PROBLEM DESCRIPTION: Extract all data as written.

EXTRACTED RECORDS:
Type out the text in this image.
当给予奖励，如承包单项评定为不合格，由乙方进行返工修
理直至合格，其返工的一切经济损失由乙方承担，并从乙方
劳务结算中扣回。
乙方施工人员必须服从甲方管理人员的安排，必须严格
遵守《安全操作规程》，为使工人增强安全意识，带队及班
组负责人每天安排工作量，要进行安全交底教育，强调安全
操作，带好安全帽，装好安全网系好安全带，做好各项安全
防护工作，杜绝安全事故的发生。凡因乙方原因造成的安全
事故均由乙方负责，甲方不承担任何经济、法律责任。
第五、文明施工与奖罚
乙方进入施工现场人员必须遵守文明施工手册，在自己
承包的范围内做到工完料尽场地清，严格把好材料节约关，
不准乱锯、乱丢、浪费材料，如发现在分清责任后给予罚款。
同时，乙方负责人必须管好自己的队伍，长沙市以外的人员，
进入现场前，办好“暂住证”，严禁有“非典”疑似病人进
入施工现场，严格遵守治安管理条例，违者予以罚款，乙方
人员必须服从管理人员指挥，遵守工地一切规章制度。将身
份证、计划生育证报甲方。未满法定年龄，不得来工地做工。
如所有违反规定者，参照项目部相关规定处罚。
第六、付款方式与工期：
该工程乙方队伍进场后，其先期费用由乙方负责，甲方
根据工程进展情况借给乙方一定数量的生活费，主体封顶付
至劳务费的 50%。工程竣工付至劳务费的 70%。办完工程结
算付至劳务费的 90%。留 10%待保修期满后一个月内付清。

WRITTEN SOLUTION:
Type out the text in this image.
当给予奖励，如承包单项评定为不合格，由乙方进行返工修
理直至合格，其返工的一切经济损失由乙方承担，并从乙方
劳务结算中扣回。
乙方施工人员必须服从甲方管理人员的安排，必须严格
遵守《安全操作规程》，为使工人增强安全意识，带队及班
组负责人每天安排工作量，要进行安全交底教育，强调安全
操作，带好安全帽，装好安全网系好安全带，做好各项安全
防护工作，杜绝安全事故的发生。凡因乙方原因造成的安全
事故均由乙方负责，甲方不承担任何经济、法律责任。
第五、文明施工与奖罚
乙方进入施工现场人员必须遵守文明施工手册，在自己
承包的范围内做到工完料尽场地清，严格把好材料节约关，
不准乱锯、乱丢、浪费材料，如发现在分清责任后给予罚款。
同时，乙方负责人必须管好自己的队伍，长沙市以外的人员，
进入现场前，办好“暂住证”，严禁有“非典”疑似病人进
入施工现场，严格遵守治安管理条例，违者予以罚款，乙方
人员必须服从管理人员指挥，遵守工地一切规章制度。将身
份证、计划生育证报甲方。未满法定年龄，不得来工地做工。
如所有违反规定者，参照项目部相关规定处罚。
第六、付款方式与工期：
该工程乙方队伍进场后，其先期费用由乙方负责，甲方
根据工程进展情况借给乙方一定数量的生活费，主体封顶付
至劳务费的 50%。工程竣工付至劳务费的 70%。办完工程结
算付至劳务费的 90%。留 10%待保修期满后一个月内付清。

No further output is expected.